WHAT TO WORK ON -> Reproduce the data exactly.

[Dataset entries]

******

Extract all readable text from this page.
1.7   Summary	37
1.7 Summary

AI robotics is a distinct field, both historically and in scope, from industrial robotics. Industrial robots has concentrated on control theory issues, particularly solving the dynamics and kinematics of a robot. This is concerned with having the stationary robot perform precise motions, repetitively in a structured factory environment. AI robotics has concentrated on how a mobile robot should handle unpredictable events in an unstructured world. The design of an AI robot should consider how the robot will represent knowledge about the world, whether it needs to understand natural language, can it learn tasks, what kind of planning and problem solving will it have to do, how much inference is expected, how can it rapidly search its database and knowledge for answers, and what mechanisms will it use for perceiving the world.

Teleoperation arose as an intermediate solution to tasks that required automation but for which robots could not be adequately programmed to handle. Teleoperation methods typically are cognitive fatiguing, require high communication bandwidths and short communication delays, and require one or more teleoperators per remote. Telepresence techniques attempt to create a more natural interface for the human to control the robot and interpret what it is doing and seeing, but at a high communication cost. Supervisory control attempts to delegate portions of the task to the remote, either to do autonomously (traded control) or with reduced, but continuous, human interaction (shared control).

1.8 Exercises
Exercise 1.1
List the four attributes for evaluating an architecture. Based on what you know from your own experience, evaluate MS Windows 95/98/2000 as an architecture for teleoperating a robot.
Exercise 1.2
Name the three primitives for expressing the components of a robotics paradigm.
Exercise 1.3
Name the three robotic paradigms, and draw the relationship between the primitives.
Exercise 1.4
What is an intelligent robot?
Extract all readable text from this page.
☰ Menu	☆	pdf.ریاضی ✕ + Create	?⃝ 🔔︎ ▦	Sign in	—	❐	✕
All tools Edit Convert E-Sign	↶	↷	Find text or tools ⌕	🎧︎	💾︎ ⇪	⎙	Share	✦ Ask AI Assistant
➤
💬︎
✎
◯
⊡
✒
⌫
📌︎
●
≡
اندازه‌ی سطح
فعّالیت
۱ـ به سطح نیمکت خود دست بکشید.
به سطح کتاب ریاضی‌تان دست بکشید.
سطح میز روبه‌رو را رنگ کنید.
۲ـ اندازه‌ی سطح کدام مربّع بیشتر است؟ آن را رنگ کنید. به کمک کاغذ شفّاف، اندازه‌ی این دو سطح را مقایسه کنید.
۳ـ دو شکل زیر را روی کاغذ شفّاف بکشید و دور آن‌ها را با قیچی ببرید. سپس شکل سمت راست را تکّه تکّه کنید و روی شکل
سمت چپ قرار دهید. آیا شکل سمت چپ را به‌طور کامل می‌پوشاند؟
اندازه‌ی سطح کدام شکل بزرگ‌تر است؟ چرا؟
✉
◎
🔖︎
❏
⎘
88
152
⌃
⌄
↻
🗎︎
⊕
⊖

******

SOLUTION TO THE EXERCISE ->
Extract all readable text from this page.
1.7   Summary	37
1.7 Summary

AI robotics is a distinct field, both historically and in scope, from industrial robotics. Industrial robots has concentrated on control theory issues, particularly solving the dynamics and kinematics of a robot. This is concerned with having the stationary robot perform precise motions, repetitively in a structured factory environment. AI robotics has concentrated on how a mobile robot should handle unpredictable events in an unstructured world. The design of an AI robot should consider how the robot will represent knowledge about the world, whether it needs to understand natural language, can it learn tasks, what kind of planning and problem solving will it have to do, how much inference is expected, how can it rapidly search its database and knowledge for answers, and what mechanisms will it use for perceiving the world.

Teleoperation arose as an intermediate solution to tasks that required automation but for which robots could not be adequately programmed to handle. Teleoperation methods typically are cognitive fatiguing, require high communication bandwidths and short communication delays, and require one or more teleoperators per remote. Telepresence techniques attempt to create a more natural interface for the human to control the robot and interpret what it is doing and seeing, but at a high communication cost. Supervisory control attempts to delegate portions of the task to the remote, either to do autonomously (traded control) or with reduced, but continuous, human interaction (shared control).

1.8 Exercises
Exercise 1.1
List the four attributes for evaluating an architecture. Based on what you know from your own experience, evaluate MS Windows 95/98/2000 as an architecture for teleoperating a robot.
Exercise 1.2
Name the three primitives for expressing the components of a robotics paradigm.
Exercise 1.3
Name the three robotic paradigms, and draw the relationship between the primitives.
Exercise 1.4
What is an intelligent robot?
Extract all readable text from this page.
☰ Menu	☆	pdf.ریاضی ✕ + Create	?⃝ 🔔︎ ▦	Sign in	—	❐	✕
All tools Edit Convert E-Sign	↶	↷	Find text or tools ⌕	🎧︎	💾︎ ⇪	⎙	Share	✦ Ask AI Assistant
➤
💬︎
✎
◯
⊡
✒
⌫
📌︎
●
≡
اندازه‌ی سطح
فعّالیت
۱ـ به سطح نیمکت خود دست بکشید.
به سطح کتاب ریاضی‌تان دست بکشید.
سطح میز روبه‌رو را رنگ کنید.
۲ـ اندازه‌ی سطح کدام مربّع بیشتر است؟ آن را رنگ کنید. به کمک کاغذ شفّاف، اندازه‌ی این دو سطح را مقایسه کنید.
۳ـ دو شکل زیر را روی کاغذ شفّاف بکشید و دور آن‌ها را با قیچی ببرید. سپس شکل سمت راست را تکّه تکّه کنید و روی شکل
سمت چپ قرار دهید. آیا شکل سمت چپ را به‌طور کامل می‌پوشاند؟
اندازه‌ی سطح کدام شکل بزرگ‌تر است؟ چرا؟
✉
◎
🔖︎
❏
⎘
88
152
⌃
⌄
↻
🗎︎
⊕
⊖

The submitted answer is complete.